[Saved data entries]
>>>

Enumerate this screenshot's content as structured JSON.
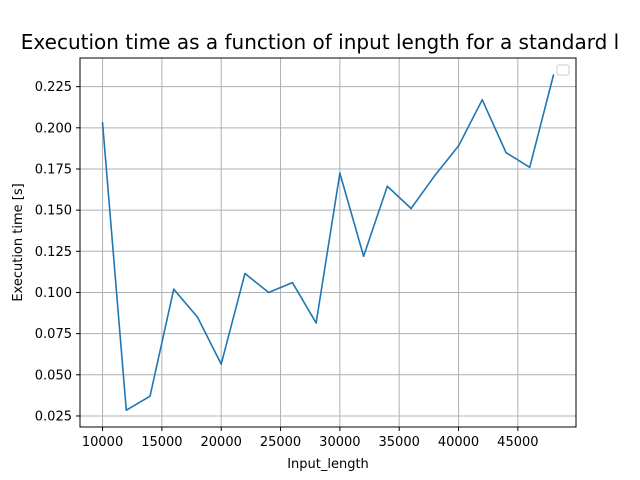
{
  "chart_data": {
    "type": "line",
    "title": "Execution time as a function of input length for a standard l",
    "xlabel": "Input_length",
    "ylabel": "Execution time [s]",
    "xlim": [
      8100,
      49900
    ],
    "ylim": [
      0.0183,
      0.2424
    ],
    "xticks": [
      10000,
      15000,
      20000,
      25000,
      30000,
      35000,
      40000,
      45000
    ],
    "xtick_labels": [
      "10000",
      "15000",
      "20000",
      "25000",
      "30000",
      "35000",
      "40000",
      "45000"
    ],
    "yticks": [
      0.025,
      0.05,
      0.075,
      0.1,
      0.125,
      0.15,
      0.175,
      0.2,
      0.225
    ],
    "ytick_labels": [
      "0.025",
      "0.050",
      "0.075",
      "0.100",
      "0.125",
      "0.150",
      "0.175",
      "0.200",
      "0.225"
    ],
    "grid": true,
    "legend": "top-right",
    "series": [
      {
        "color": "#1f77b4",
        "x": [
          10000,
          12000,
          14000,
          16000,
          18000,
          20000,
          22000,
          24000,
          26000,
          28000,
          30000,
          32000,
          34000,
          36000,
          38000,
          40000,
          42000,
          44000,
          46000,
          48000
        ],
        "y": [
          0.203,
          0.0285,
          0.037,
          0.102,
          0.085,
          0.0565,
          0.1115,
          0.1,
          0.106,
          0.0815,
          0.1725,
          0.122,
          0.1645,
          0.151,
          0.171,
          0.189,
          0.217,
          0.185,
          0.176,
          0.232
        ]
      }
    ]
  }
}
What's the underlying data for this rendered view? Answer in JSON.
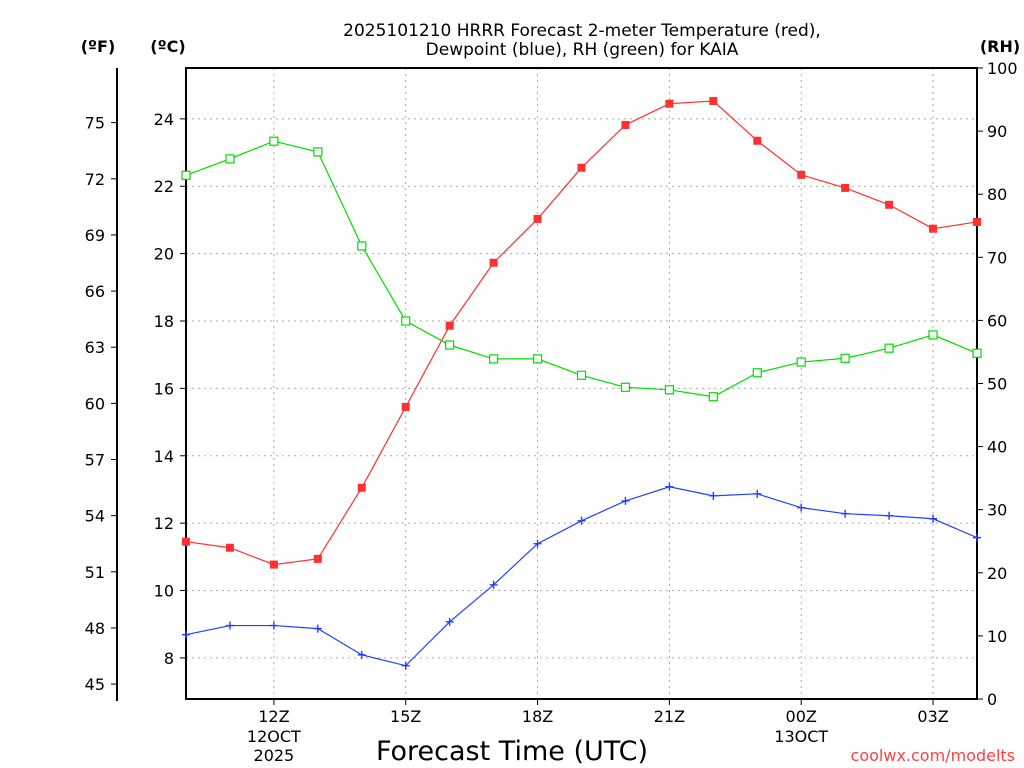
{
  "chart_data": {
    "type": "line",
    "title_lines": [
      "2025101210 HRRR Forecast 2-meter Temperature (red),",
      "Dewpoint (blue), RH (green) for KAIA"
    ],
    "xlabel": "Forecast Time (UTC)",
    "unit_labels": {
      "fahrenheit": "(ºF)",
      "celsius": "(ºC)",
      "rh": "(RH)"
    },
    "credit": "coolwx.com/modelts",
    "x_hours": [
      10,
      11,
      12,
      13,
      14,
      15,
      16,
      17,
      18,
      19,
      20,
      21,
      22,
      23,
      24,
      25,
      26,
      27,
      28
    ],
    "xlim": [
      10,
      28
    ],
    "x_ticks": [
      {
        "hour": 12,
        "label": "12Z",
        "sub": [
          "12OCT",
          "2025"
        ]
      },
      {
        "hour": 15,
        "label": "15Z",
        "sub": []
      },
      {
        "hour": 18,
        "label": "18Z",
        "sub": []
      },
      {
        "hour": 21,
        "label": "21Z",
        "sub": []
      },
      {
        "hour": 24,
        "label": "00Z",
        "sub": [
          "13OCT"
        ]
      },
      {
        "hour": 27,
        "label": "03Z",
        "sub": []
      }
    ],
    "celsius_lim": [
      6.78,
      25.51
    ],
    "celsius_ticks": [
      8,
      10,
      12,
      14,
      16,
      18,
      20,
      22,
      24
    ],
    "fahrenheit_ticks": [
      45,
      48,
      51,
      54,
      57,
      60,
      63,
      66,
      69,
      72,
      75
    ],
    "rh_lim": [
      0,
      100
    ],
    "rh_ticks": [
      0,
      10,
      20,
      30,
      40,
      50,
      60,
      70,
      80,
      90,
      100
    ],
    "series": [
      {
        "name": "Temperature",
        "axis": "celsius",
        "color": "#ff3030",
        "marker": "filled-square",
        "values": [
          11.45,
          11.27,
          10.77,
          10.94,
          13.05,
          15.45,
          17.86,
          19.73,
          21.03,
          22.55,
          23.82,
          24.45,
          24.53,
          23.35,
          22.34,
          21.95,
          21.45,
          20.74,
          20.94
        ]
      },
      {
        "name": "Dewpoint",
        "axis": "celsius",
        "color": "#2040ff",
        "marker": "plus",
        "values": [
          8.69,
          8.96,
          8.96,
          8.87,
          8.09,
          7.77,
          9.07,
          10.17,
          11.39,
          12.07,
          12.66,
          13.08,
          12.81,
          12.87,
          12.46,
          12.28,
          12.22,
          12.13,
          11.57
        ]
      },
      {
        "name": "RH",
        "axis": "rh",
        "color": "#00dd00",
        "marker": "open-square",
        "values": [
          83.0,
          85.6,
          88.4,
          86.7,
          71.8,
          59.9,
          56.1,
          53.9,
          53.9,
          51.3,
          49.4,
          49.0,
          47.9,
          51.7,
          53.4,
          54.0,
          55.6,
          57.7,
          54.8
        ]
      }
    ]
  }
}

<<<

▶ _Task to complete_: In the records above, locate every line with the string "Execution" and copy it.

▶ _Correct output_:
    "title": "Execution time as a function of input length for a standard l",
    "ylabel": "Execution time [s]",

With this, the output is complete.